### Quoted passage
......
Feeling Euphoric with Caravan "In the Land of Grey and Pink": Prog Review #34
Back to Where it All Began
At last I've arrived at the album that inspired my journey into prog album reviews. One of the tracks from Caravan's In the Land of Grey and Pink (1971) came up in a prog playlist I found in my early days as a Spotify listener, and I've been off-and-on obsessed with this album ever since. I always come back to it and imagine I always will. My reviews began as a hunt for another album as great as this one, and I’ve had some successes so far.
A few reviews back, I identified Renaissance's Ashes are Burning (1973) as the most pleasant album on Rolling Stone's top 50 prog list. But In the Land of Grey and Pink gives it a run for its money. Like Ashes Are Burning, there is a strong folk element running through this album. A pastoral quality is carried by the shifting tones of Dave Sinclair's various clavichords. Jimmy Hastings's flute and piccolo accents. Pye Hastings’s and Richard Sinclair's syrupy vocals complete the mood. A dreamlike quality pervades the album, probably an acid dream given the lyrics, album art, and Pye Hastings's psychedelic-influenced guitar work.
Everything fits together so smoothly, with life and harmony buoying up every moment. I can get lost in this album, and it speaks to me in a way that I imagine the late 60s folk and pop scene spoke to so many. A lot of music from that era is cloying, or simplistic, or just doesn't sound great from a production standpoint. Yet, Caravan here takes great advantage of what I like about that era of music - the joy and the experimentalism that comes from looser affiliations of genre that can mix rock guitar, jazzy drumming, classical piano and strings, and theatrical vocals with lyrics that don't have to mean anything at all.
Freedom and silliness and musical bliss are all that matters.
......
### Tasks for this exercise
1 – According to the Caravan review, which album did the writer identify a few reviews earlier as the most pleasant on Rolling Stone's top 50 prog list?
2 – List every individual musician named in the Caravan review.
3 – From the Caravan review, write out the passage starting at "Everything fits together" and ending at "anything at all.", word for word.
......
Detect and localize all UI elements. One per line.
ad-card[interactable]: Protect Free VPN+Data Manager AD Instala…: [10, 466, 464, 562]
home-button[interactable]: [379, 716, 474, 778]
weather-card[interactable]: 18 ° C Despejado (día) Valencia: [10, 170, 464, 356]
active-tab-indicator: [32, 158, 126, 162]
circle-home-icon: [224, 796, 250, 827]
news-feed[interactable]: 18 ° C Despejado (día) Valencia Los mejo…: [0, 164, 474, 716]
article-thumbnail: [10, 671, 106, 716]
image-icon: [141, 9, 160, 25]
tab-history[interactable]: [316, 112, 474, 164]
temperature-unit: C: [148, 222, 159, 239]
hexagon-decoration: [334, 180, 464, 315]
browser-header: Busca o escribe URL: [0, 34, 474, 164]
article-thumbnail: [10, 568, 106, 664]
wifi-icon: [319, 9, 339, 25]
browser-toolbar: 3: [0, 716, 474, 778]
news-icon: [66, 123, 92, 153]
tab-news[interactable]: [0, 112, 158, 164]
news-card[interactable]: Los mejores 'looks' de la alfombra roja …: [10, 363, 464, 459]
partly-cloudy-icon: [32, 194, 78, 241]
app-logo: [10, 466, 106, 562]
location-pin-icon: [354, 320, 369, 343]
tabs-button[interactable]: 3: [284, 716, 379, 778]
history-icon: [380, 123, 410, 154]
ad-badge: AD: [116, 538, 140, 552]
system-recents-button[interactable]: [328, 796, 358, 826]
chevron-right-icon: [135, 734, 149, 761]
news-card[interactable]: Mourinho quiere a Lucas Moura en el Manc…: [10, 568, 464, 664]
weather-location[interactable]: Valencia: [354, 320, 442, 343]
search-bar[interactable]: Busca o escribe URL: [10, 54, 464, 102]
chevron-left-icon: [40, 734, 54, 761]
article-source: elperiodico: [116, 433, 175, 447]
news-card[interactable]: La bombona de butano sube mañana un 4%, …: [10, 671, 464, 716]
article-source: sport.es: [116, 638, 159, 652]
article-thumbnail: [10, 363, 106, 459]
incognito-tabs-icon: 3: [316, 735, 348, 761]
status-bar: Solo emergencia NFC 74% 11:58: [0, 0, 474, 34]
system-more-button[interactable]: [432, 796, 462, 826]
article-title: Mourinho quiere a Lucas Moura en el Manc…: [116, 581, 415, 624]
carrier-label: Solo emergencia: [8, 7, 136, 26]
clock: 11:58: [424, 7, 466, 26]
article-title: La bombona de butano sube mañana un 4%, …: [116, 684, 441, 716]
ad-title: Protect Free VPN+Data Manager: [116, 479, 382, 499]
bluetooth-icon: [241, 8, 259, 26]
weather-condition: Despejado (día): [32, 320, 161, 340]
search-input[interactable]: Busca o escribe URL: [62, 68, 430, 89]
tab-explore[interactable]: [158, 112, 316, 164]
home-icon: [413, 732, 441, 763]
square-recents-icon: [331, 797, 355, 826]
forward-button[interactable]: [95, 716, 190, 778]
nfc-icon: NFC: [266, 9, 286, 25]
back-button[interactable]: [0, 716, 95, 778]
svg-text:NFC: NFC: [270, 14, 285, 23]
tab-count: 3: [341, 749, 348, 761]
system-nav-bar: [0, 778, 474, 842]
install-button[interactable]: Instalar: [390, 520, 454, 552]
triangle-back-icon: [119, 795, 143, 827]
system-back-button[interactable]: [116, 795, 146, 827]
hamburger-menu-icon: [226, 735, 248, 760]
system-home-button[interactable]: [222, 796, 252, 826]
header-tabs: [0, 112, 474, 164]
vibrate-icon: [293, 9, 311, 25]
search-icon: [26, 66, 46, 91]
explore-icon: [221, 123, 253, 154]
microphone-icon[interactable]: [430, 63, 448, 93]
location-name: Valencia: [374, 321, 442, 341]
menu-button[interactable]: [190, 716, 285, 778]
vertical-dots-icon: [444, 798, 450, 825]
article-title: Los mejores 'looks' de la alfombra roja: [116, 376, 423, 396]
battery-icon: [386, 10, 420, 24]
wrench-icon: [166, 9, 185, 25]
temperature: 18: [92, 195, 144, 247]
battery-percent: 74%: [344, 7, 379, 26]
......
### Answers
1 – Renaissance's Ashes are Burning (1973).

2 – Dave Sinclair, Jimmy Hastings, Pye Hastings, Richard Sinclair

3 –
Everything fits together so smoothly, with life and harmony buoying up every moment. I can get lost in this album, and it speaks to me in a way that I imagine the late 60s folk and pop scene spoke to so many. A lot of music from that era is cloying, or simplistic, or just doesn't sound great from a production standpoint. Yet, Caravan here takes great advantage of what I like about that era of music - the joy and the experimentalism that comes from looser affiliations of genre that can mix rock guitar, jazzy drumming, classical piano and strings, and theatrical vocals with lyrics that don't have to mean anything at all.